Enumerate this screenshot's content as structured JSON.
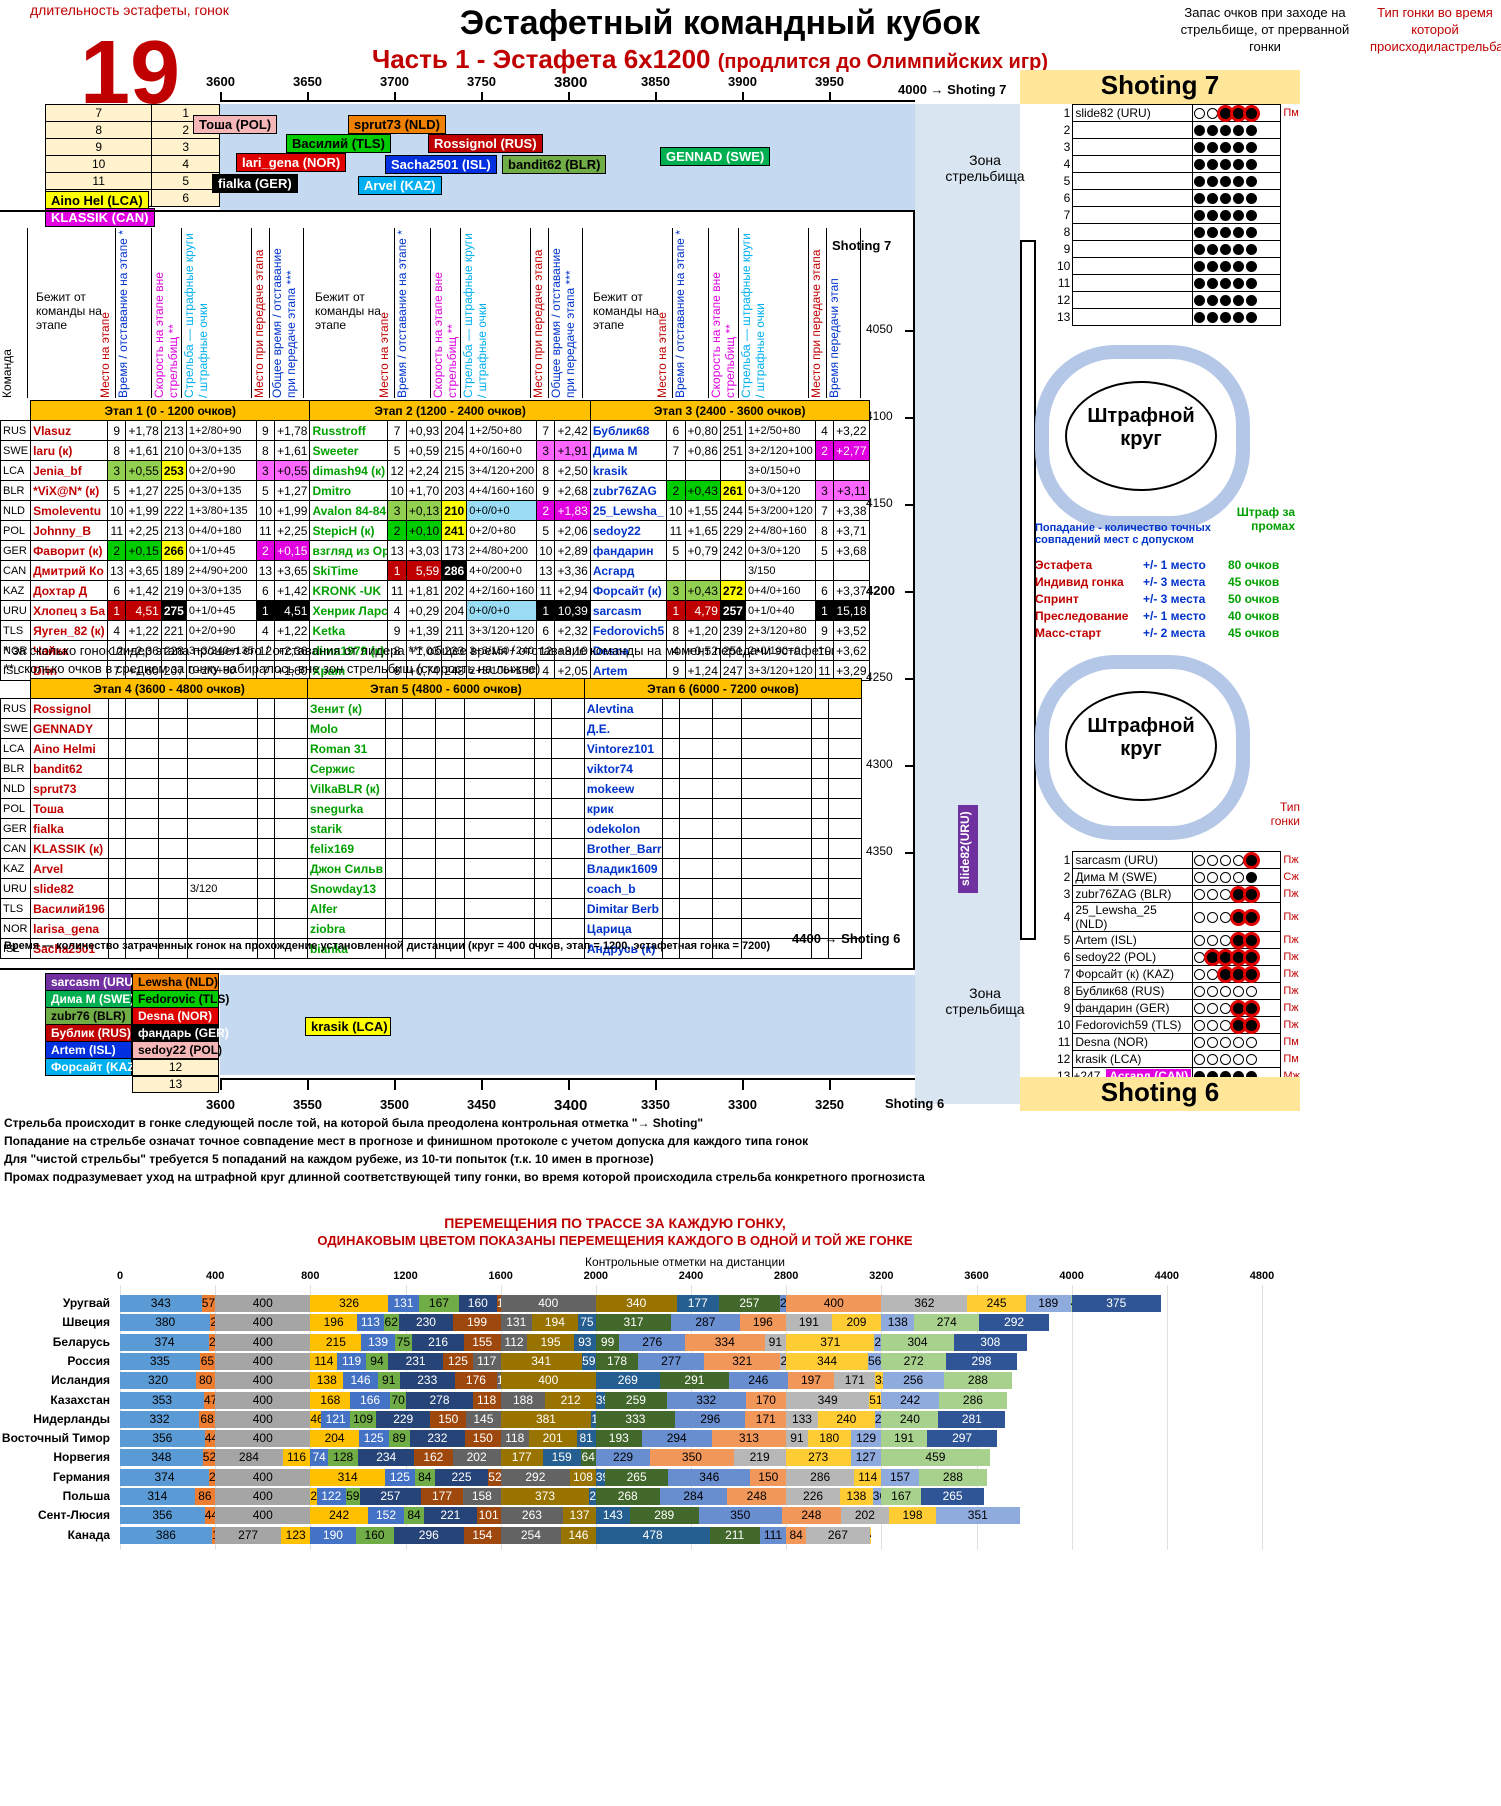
{
  "header": {
    "duration_label": "длительность эстафеты, гонок",
    "duration_value": "19",
    "title": "Эстафетный командный кубок",
    "subtitle": "Часть 1 - Эстафета 6х1200",
    "subtitle_note": "(продлится до Олимпийских игр)",
    "reserve_label": "Запас очков при заходе на стрельбище, от прерванной гонки",
    "race_type_label": "Тип гонки во время которой происходиластрельба"
  },
  "ruler_top": {
    "ticks": [
      "3600",
      "3650",
      "3700",
      "3750",
      "3800",
      "3850",
      "3900",
      "3950"
    ],
    "end": "4000 → Shoting 7"
  },
  "ruler_bottom": {
    "ticks": [
      "3600",
      "3550",
      "3500",
      "3450",
      "3400",
      "3350",
      "3300",
      "3250"
    ],
    "end": "Shoting 6"
  },
  "side_ticks": [
    "4050",
    "4100",
    "4150",
    "4200",
    "4250",
    "4300",
    "4350"
  ],
  "shoting7_label_left": "Shoting 7",
  "shoting6_label_left": "4400 → Shoting 6",
  "queue_top": [
    [
      "7",
      "1"
    ],
    [
      "8",
      "2"
    ],
    [
      "9",
      "3"
    ],
    [
      "10",
      "4"
    ],
    [
      "11",
      "5"
    ],
    [
      "",
      "6"
    ]
  ],
  "queue_top_tags": [
    {
      "name": "Тоша (POL)",
      "color": "#f4b6b6"
    },
    {
      "name": "sprut73 (NLD)",
      "color": "#f08000"
    },
    {
      "name": "Василий (TLS)",
      "color": "#00cc00"
    },
    {
      "name": "Rossignol (RUS)",
      "color": "#c00000"
    },
    {
      "name": "lari_gena (NOR)",
      "color": "#e00000"
    },
    {
      "name": "Sacha2501 (ISL)",
      "color": "#0030e0"
    },
    {
      "name": "bandit62 (BLR)",
      "color": "#70ad47"
    },
    {
      "name": "GENNAD (SWE)",
      "color": "#00b050"
    },
    {
      "name": "fialka (GER)",
      "color": "#000000"
    },
    {
      "name": "Arvel (KAZ)",
      "color": "#00b0f0"
    },
    {
      "name": "Aino Hel (LCA)",
      "color": "#ffff00"
    },
    {
      "name": "KLASSIK (CAN)",
      "color": "#e000e0"
    }
  ],
  "zone_label": "Зона стрельбища",
  "col_headers": {
    "team": "Команда",
    "runner": "Бежит от команды на этапе",
    "place": "Место на этапе",
    "time": "Время / отставание на этапе *",
    "speed": "Скорость на этапе вне стрельбищ **",
    "shooting": "Стрельба — штрафные круги / штрафные очки",
    "place_pass": "Место при передаче этапа",
    "total": "Общее время / отставание при передаче этапа ***",
    "time_pass": "Время передачи этап"
  },
  "stages_top": [
    "Этап 1  (0 - 1200 очков)",
    "Этап 2  (1200 - 2400 очков)",
    "Этап 3  (2400 - 3600 очков)"
  ],
  "teams": [
    "RUS",
    "SWE",
    "LCA",
    "BLR",
    "NLD",
    "POL",
    "GER",
    "CAN",
    "KAZ",
    "URU",
    "TLS",
    "NOR",
    "ISL"
  ],
  "stage1": [
    [
      "Vlasuz",
      "9",
      "+1,78",
      "213",
      "1+2/80+90",
      "9",
      "+1,78"
    ],
    [
      "laru (к)",
      "8",
      "+1,61",
      "210",
      "0+3/0+135",
      "8",
      "+1,61"
    ],
    [
      "Jenia_bf",
      "3",
      "+0,55",
      "253",
      "0+2/0+90",
      "3",
      "+0,55"
    ],
    [
      "*ViX@N* (к)",
      "5",
      "+1,27",
      "225",
      "0+3/0+135",
      "5",
      "+1,27"
    ],
    [
      "Smoleventu",
      "10",
      "+1,99",
      "222",
      "1+3/80+135",
      "10",
      "+1,99"
    ],
    [
      "Johnny_B",
      "11",
      "+2,25",
      "213",
      "0+4/0+180",
      "11",
      "+2,25"
    ],
    [
      "Фаворит (к)",
      "2",
      "+0,15",
      "266",
      "0+1/0+45",
      "2",
      "+0,15"
    ],
    [
      "Дмитрий Ко",
      "13",
      "+3,65",
      "189",
      "2+4/90+200",
      "13",
      "+3,65"
    ],
    [
      "Дохтар Д",
      "6",
      "+1,42",
      "219",
      "0+3/0+135",
      "6",
      "+1,42"
    ],
    [
      "Хлопец з Ба",
      "1",
      "4,51",
      "275",
      "0+1/0+45",
      "1",
      "4,51"
    ],
    [
      "Яуген_82 (к)",
      "4",
      "+1,22",
      "221",
      "0+2/0+90",
      "4",
      "+1,22"
    ],
    [
      "Чайка",
      "12",
      "+2,36",
      "228",
      "3+3/240+135",
      "12",
      "+2,36"
    ],
    [
      "Drin",
      "7",
      "+1,60",
      "207",
      "0+2/0+90",
      "7",
      "+1,60"
    ]
  ],
  "stage2": [
    [
      "Russtroff",
      "7",
      "+0,93",
      "204",
      "1+2/50+80",
      "7",
      "+2,42"
    ],
    [
      "Sweeter",
      "5",
      "+0,59",
      "215",
      "4+0/160+0",
      "3",
      "+1,91"
    ],
    [
      "dimash94 (к)",
      "12",
      "+2,24",
      "215",
      "3+4/120+200",
      "8",
      "+2,50"
    ],
    [
      "Dmitro",
      "10",
      "+1,70",
      "203",
      "4+4/160+160",
      "9",
      "+2,68"
    ],
    [
      "Avalon 84-84",
      "3",
      "+0,13",
      "210",
      "0+0/0+0",
      "2",
      "+1,83"
    ],
    [
      "StepicH (к)",
      "2",
      "+0,10",
      "241",
      "0+2/0+80",
      "5",
      "+2,06"
    ],
    [
      "взгляд из Ор",
      "13",
      "+3,03",
      "173",
      "2+4/80+200",
      "10",
      "+2,89"
    ],
    [
      "SkiTime",
      "1",
      "5,59",
      "286",
      "4+0/200+0",
      "13",
      "+3,36"
    ],
    [
      "KRONK -UK",
      "11",
      "+1,81",
      "202",
      "4+2/160+160",
      "11",
      "+2,94"
    ],
    [
      "Хенрик Ларс",
      "4",
      "+0,29",
      "204",
      "0+0/0+0",
      "1",
      "10,39"
    ],
    [
      "Ketka",
      "9",
      "+1,39",
      "211",
      "3+3/120+120",
      "6",
      "+2,32"
    ],
    [
      "dima1979 (к)",
      "8",
      "+1,03",
      "233",
      "3+3/150+240",
      "12",
      "+3,10"
    ],
    [
      "Храm",
      "6",
      "+0,74",
      "248",
      "2+3/100+150",
      "4",
      "+2,05"
    ]
  ],
  "stage3": [
    [
      "Бублик68",
      "6",
      "+0,80",
      "251",
      "1+2/50+80",
      "4",
      "+3,22"
    ],
    [
      "Дима М",
      "7",
      "+0,86",
      "251",
      "3+2/120+100",
      "2",
      "+2,77"
    ],
    [
      "krasik",
      "",
      "",
      "",
      "3+0/150+0",
      "",
      ""
    ],
    [
      "zubr76ZAG",
      "2",
      "+0,43",
      "261",
      "0+3/0+120",
      "3",
      "+3,11"
    ],
    [
      "25_Lewsha_",
      "10",
      "+1,55",
      "244",
      "5+3/200+120",
      "7",
      "+3,38"
    ],
    [
      "sedoy22",
      "11",
      "+1,65",
      "229",
      "2+4/80+160",
      "8",
      "+3,71"
    ],
    [
      "фандарин",
      "5",
      "+0,79",
      "242",
      "0+3/0+120",
      "5",
      "+3,68"
    ],
    [
      "Асгард",
      "",
      "",
      "",
      "3/150",
      "",
      ""
    ],
    [
      "Форсайт (к)",
      "3",
      "+0,43",
      "272",
      "0+4/0+160",
      "6",
      "+3,37"
    ],
    [
      "sarcasm",
      "1",
      "4,79",
      "257",
      "0+1/0+40",
      "1",
      "15,18"
    ],
    [
      "Fedorovich5",
      "8",
      "+1,20",
      "239",
      "2+3/120+80",
      "9",
      "+3,52"
    ],
    [
      "Desna",
      "4",
      "+0,52",
      "251",
      "2+0/100+0",
      "10",
      "+3,62"
    ],
    [
      "Artem",
      "9",
      "+1,24",
      "247",
      "3+3/120+120",
      "11",
      "+3,29"
    ]
  ],
  "notes": [
    "* за сколько гонок лидер этапа прошел его / отставания от лидера *** общее время / отставание команды на момент передачи эстафеты",
    "** сколько очков в среднем за гонку набиралось вне зон стрельбищ (скорость на лыжне)"
  ],
  "stages_bottom": [
    "Этап 4  (3600 - 4800 очков)",
    "Этап 5  (4800 - 6000 очков)",
    "Этап 6  (6000 - 7200 очков)"
  ],
  "stage4": [
    "Rossignol",
    "GENNADY",
    "Aino Helmi",
    "bandit62",
    "sprut73",
    "Тоша",
    "fialka",
    "KLASSIK (к)",
    "Arvel",
    "slide82",
    "Василий196",
    "larisa_gena",
    "Sacha2501"
  ],
  "stage4_extra_urusho": "3/120",
  "stage5": [
    "Зенит (к)",
    "Molo",
    "Roman 31",
    "Сержис",
    "VilkaBLR (к)",
    "snegurka",
    "starik",
    "felix169",
    "Джон Сильв",
    "Snowday13",
    "Alfer",
    "ziobra",
    "bianka"
  ],
  "stage6": [
    "Alevtina",
    "Д.Е.",
    "Vintorez101",
    "viktor74",
    "mokeew",
    "крик",
    "odekolon",
    "Brother_Barr",
    "Владик1609",
    "coach_b",
    "Dimitar Berb",
    "Царица",
    "Андрусь (к)"
  ],
  "time_note": "Время — количество затраченных гонок на прохождение установленной дистанции (круг = 400 очков, этап = 1200, эстафетная гонка = 7200)",
  "queue_bottom_tags": [
    {
      "name": "sarcasm (URU)",
      "color": "#7030a0",
      "text": "#fff"
    },
    {
      "name": "Lewsha (NLD)",
      "color": "#f08000",
      "text": "#000"
    },
    {
      "name": "Дима M (SWE)",
      "color": "#00b050",
      "text": "#fff"
    },
    {
      "name": "Fedorovic (TLS)",
      "color": "#00cc00",
      "text": "#000"
    },
    {
      "name": "zubr76 (BLR)",
      "color": "#70ad47",
      "text": "#000"
    },
    {
      "name": "Desna (NOR)",
      "color": "#e00000",
      "text": "#fff"
    },
    {
      "name": "Бублик (RUS)",
      "color": "#c00000",
      "text": "#fff"
    },
    {
      "name": "фандарь (GER)",
      "color": "#000000",
      "text": "#fff"
    },
    {
      "name": "Artem (ISL)",
      "color": "#0030e0",
      "text": "#fff"
    },
    {
      "name": "sedoy22 (POL)",
      "color": "#f4b6b6",
      "text": "#000"
    },
    {
      "name": "Форсайт (KAZ)",
      "color": "#00b0f0",
      "text": "#fff"
    }
  ],
  "queue_bottom_nums": [
    "12",
    "13"
  ],
  "krasik_tag": "krasik (LCA)",
  "slide_tag": "slide82(URU)",
  "shoting7": {
    "title": "Shoting 7",
    "rows": [
      {
        "n": "1",
        "name": "slide82 (URU)",
        "dots": "OO●●●",
        "red": [
          2,
          3,
          4
        ],
        "type": "Пм"
      },
      {
        "n": "2"
      },
      {
        "n": "3"
      },
      {
        "n": "4"
      },
      {
        "n": "5"
      },
      {
        "n": "6"
      },
      {
        "n": "7"
      },
      {
        "n": "8"
      },
      {
        "n": "9"
      },
      {
        "n": "10"
      },
      {
        "n": "11"
      },
      {
        "n": "12"
      },
      {
        "n": "13"
      }
    ]
  },
  "penalty_label": "Штрафной круг",
  "penalty_note": "Штраф за промах",
  "hit_note": "Попадание - количество точных совпадений мест с допуском",
  "race_types": [
    [
      "Эстафета",
      "+/- 1 место",
      "80 очков"
    ],
    [
      "Индивид гонка",
      "+/- 3 места",
      "45 очков"
    ],
    [
      "Спринт",
      "+/- 3 места",
      "50 очков"
    ],
    [
      "Преследование",
      "+/- 1 место",
      "40 очков"
    ],
    [
      "Масс-старт",
      "+/- 2 места",
      "45 очков"
    ]
  ],
  "type_label_mid": "Тип гонки",
  "shoting6": {
    "title": "Shoting 6",
    "rows": [
      {
        "n": "1",
        "name": "sarcasm (URU)",
        "dots": "OOOO●",
        "red": [
          4
        ],
        "type": "Пж"
      },
      {
        "n": "2",
        "name": "Дима М (SWE)",
        "dots": "OOOO●",
        "red": [],
        "type": "Сж"
      },
      {
        "n": "3",
        "name": "zubr76ZAG (BLR)",
        "dots": "OOO●●",
        "red": [
          3,
          4
        ],
        "type": "Пж"
      },
      {
        "n": "4",
        "name": "25_Lewsha_25 (NLD)",
        "dots": "OOO●●",
        "red": [
          3,
          4
        ],
        "type": "Пж"
      },
      {
        "n": "5",
        "name": "Artem (ISL)",
        "dots": "OOO●●",
        "red": [
          3,
          4
        ],
        "type": "Пж"
      },
      {
        "n": "6",
        "name": "sedoy22  (POL)",
        "dots": "O●●●●",
        "red": [
          1,
          2,
          3,
          4
        ],
        "type": "Пж"
      },
      {
        "n": "7",
        "name": "Форсайт (к) (KAZ)",
        "dots": "OO●●●",
        "red": [
          2,
          3,
          4
        ],
        "type": "Пж"
      },
      {
        "n": "8",
        "name": "Бублик68 (RUS)",
        "dots": "OOOOO",
        "red": [],
        "type": "Пж"
      },
      {
        "n": "9",
        "name": "фандарин (GER)",
        "dots": "OOO●●",
        "red": [
          3,
          4
        ],
        "type": "Пж"
      },
      {
        "n": "10",
        "name": "Fedorovich59 (TLS)",
        "dots": "OOO●●",
        "red": [
          3,
          4
        ],
        "type": "Пж"
      },
      {
        "n": "11",
        "name": "Desna (NOR)",
        "dots": "OOOOO",
        "red": [],
        "type": "Пм"
      },
      {
        "n": "12",
        "name": "krasik (LCA)",
        "dots": "OOOOO",
        "red": [],
        "type": "Пм"
      },
      {
        "n": "13",
        "name": "+247",
        "extra": "Асгард (CAN)",
        "dots": "●●●●●",
        "red": [],
        "type": "Мж"
      }
    ]
  },
  "rules": [
    "Стрельба происходит в гонке следующей после той, на которой была преодолена контрольная отметка \"→ Shoting\"",
    "Попадание на стрельбе означат точное совпадение мест в прогнозе и финишном протоколе с учетом допуска для каждого типа гонок",
    "Для \"чистой стрельбы\" требуется 5 попаданий на каждом рубеже, из 10-ти попыток (т.к. 10 имен в прогнозе)",
    "Промах подразумевает уход на штрафной круг длинной соответствующей типу гонки, во время которой происходила стрельба конкретного прогнозиста"
  ],
  "chart_data": {
    "type": "bar",
    "stacked": true,
    "orientation": "horizontal",
    "title": "ПЕРЕМЕЩЕНИЯ ПО ТРАССЕ ЗА КАЖДУЮ ГОНКУ,",
    "subtitle": "ОДИНАКОВЫМ ЦВЕТОМ ПОКАЗАНЫ ПЕРЕМЕЩЕНИЯ КАЖДОГО В ОДНОЙ И ТОЙ ЖЕ ГОНКЕ",
    "xlabel": "Контрольные отметки на дистанции",
    "xlim": [
      0,
      4800
    ],
    "xticks": [
      "0",
      "400",
      "800",
      "1200",
      "1600",
      "2000",
      "2400",
      "2800",
      "3200",
      "3600",
      "4000",
      "4400",
      "4800"
    ],
    "palette": [
      "#5b9bd5",
      "#ed7d31",
      "#a5a5a5",
      "#ffc000",
      "#4472c4",
      "#70ad47",
      "#264478",
      "#9e480e",
      "#636363",
      "#997300",
      "#255e91",
      "#43682b",
      "#698ed0",
      "#f1975a",
      "#b7b7b7",
      "#ffcd33",
      "#8faadc",
      "#a9d18e",
      "#2f5597",
      "#c55a11"
    ],
    "categories": [
      "Уругвай",
      "Швеция",
      "Беларусь",
      "Россия",
      "Исландия",
      "Казахстан",
      "Нидерланды",
      "Восточный Тимор",
      "Норвегия",
      "Германия",
      "Польша",
      "Сент-Люсия",
      "Канада"
    ],
    "rows": [
      [
        343,
        57,
        400,
        326,
        131,
        167,
        160,
        16,
        400,
        340,
        177,
        257,
        26,
        400,
        362,
        245,
        189,
        4,
        375
      ],
      [
        380,
        20,
        400,
        196,
        113,
        62,
        230,
        199,
        131,
        194,
        75,
        317,
        287,
        196,
        191,
        209,
        138,
        274,
        292
      ],
      [
        374,
        26,
        400,
        215,
        139,
        75,
        216,
        155,
        112,
        195,
        93,
        99,
        276,
        334,
        91,
        371,
        29,
        304,
        308
      ],
      [
        335,
        65,
        400,
        114,
        119,
        94,
        231,
        125,
        117,
        341,
        59,
        178,
        277,
        321,
        24,
        344,
        56,
        272,
        298
      ],
      [
        320,
        80,
        400,
        138,
        146,
        91,
        233,
        176,
        16,
        400,
        269,
        291,
        246,
        197,
        171,
        32,
        256,
        288
      ],
      [
        353,
        47,
        400,
        168,
        166,
        70,
        278,
        118,
        188,
        212,
        39,
        259,
        332,
        170,
        349,
        51,
        242,
        286
      ],
      [
        332,
        68,
        400,
        46,
        121,
        109,
        229,
        150,
        145,
        381,
        19,
        333,
        296,
        171,
        133,
        240,
        27,
        240,
        281
      ],
      [
        356,
        44,
        400,
        204,
        125,
        89,
        232,
        150,
        118,
        201,
        81,
        193,
        294,
        313,
        91,
        180,
        129,
        191,
        297
      ],
      [
        348,
        52,
        284,
        116,
        74,
        128,
        234,
        162,
        202,
        177,
        159,
        64,
        229,
        350,
        219,
        273,
        127,
        459
      ],
      [
        374,
        26,
        400,
        314,
        125,
        84,
        225,
        52,
        292,
        108,
        39,
        265,
        346,
        150,
        286,
        114,
        157,
        288
      ],
      [
        314,
        86,
        400,
        27,
        122,
        59,
        257,
        177,
        158,
        373,
        27,
        268,
        284,
        248,
        226,
        138,
        36,
        167,
        265
      ],
      [
        356,
        44,
        400,
        242,
        152,
        84,
        221,
        101,
        263,
        137,
        143,
        289,
        350,
        248,
        202,
        198,
        351
      ],
      [
        386,
        14,
        277,
        123,
        190,
        160,
        296,
        154,
        254,
        146,
        478,
        211,
        111,
        84,
        267,
        4
      ]
    ]
  }
}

-- -- --

Locate each line with the word "которой" and copy it.

• _Final result_
    "race_type_label": "Тип гонки во время которой происходиластрельба"
    "Стрельба происходит в гонке следующей после той, на которой была преодолена контрольная отметка \"→ Shoting\"",
    "Промах подразумевает уход на штрафной круг длинной соответствующей типу гонки, во время которой происходила стрельба конкретного прогнозиста"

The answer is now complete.